Stored items from a collection

** BEGIN **

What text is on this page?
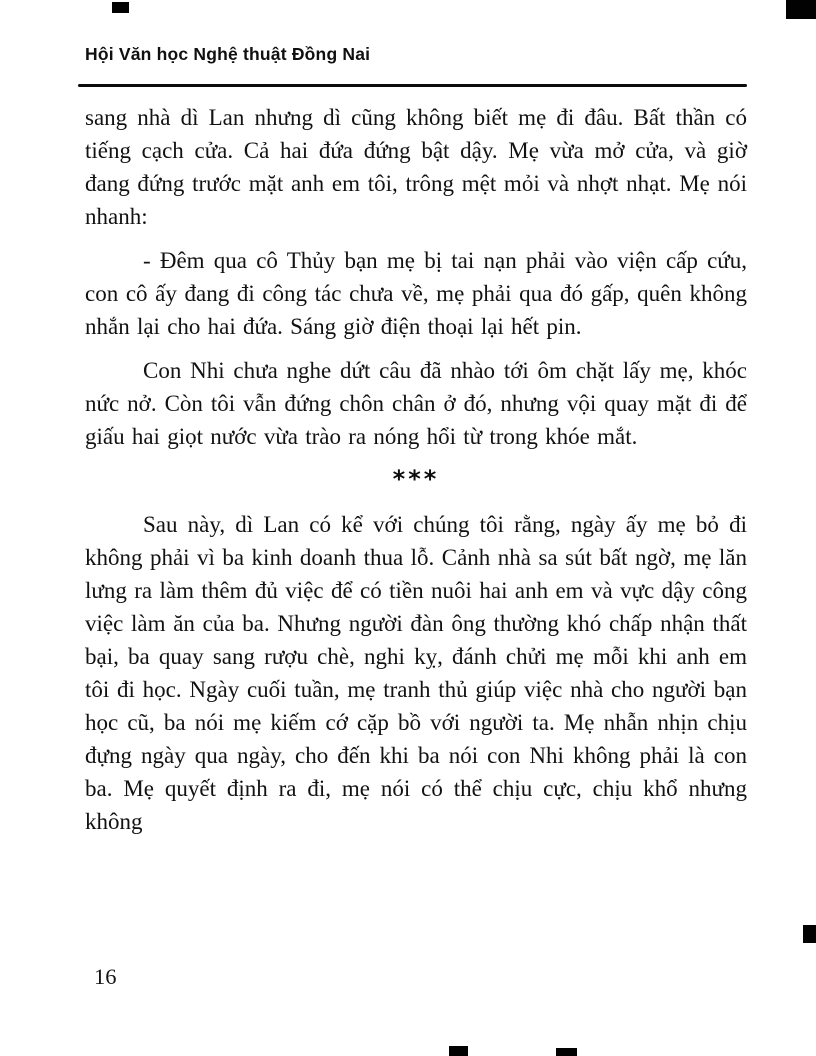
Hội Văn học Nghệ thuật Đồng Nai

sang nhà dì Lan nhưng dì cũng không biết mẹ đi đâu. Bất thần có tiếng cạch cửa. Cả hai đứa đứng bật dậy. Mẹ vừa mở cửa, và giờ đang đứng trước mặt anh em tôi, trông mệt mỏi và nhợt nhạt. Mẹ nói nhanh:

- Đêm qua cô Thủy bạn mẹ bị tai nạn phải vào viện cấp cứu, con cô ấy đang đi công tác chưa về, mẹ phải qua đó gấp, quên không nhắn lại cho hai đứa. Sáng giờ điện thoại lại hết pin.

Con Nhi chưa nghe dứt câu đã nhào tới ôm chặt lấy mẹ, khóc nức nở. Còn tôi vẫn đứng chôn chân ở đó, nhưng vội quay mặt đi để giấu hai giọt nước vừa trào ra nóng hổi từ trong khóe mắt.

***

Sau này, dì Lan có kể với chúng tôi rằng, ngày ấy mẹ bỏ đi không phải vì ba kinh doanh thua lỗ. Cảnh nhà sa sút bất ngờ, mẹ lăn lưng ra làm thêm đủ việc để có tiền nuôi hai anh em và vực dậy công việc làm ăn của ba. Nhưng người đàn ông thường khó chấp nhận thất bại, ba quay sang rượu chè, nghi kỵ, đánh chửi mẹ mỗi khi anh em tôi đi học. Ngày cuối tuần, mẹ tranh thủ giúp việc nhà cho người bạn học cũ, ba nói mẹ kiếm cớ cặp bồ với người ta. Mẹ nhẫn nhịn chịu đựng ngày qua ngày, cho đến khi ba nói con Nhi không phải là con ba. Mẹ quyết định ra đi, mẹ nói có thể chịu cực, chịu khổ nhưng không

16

** END **

§ WORK INSTRUCTIONS: Leave the pictures out and output the rest of the listing exactly.

§ SOLUTION:
What text is on this page?
Hội Văn học Nghệ thuật Đồng Nai

sang nhà dì Lan nhưng dì cũng không biết mẹ đi đâu. Bất thần có tiếng cạch cửa. Cả hai đứa đứng bật dậy. Mẹ vừa mở cửa, và giờ đang đứng trước mặt anh em tôi, trông mệt mỏi và nhợt nhạt. Mẹ nói nhanh:

- Đêm qua cô Thủy bạn mẹ bị tai nạn phải vào viện cấp cứu, con cô ấy đang đi công tác chưa về, mẹ phải qua đó gấp, quên không nhắn lại cho hai đứa. Sáng giờ điện thoại lại hết pin.

Con Nhi chưa nghe dứt câu đã nhào tới ôm chặt lấy mẹ, khóc nức nở. Còn tôi vẫn đứng chôn chân ở đó, nhưng vội quay mặt đi để giấu hai giọt nước vừa trào ra nóng hổi từ trong khóe mắt.

***

Sau này, dì Lan có kể với chúng tôi rằng, ngày ấy mẹ bỏ đi không phải vì ba kinh doanh thua lỗ. Cảnh nhà sa sút bất ngờ, mẹ lăn lưng ra làm thêm đủ việc để có tiền nuôi hai anh em và vực dậy công việc làm ăn của ba. Nhưng người đàn ông thường khó chấp nhận thất bại, ba quay sang rượu chè, nghi kỵ, đánh chửi mẹ mỗi khi anh em tôi đi học. Ngày cuối tuần, mẹ tranh thủ giúp việc nhà cho người bạn học cũ, ba nói mẹ kiếm cớ cặp bồ với người ta. Mẹ nhẫn nhịn chịu đựng ngày qua ngày, cho đến khi ba nói con Nhi không phải là con ba. Mẹ quyết định ra đi, mẹ nói có thể chịu cực, chịu khổ nhưng không

16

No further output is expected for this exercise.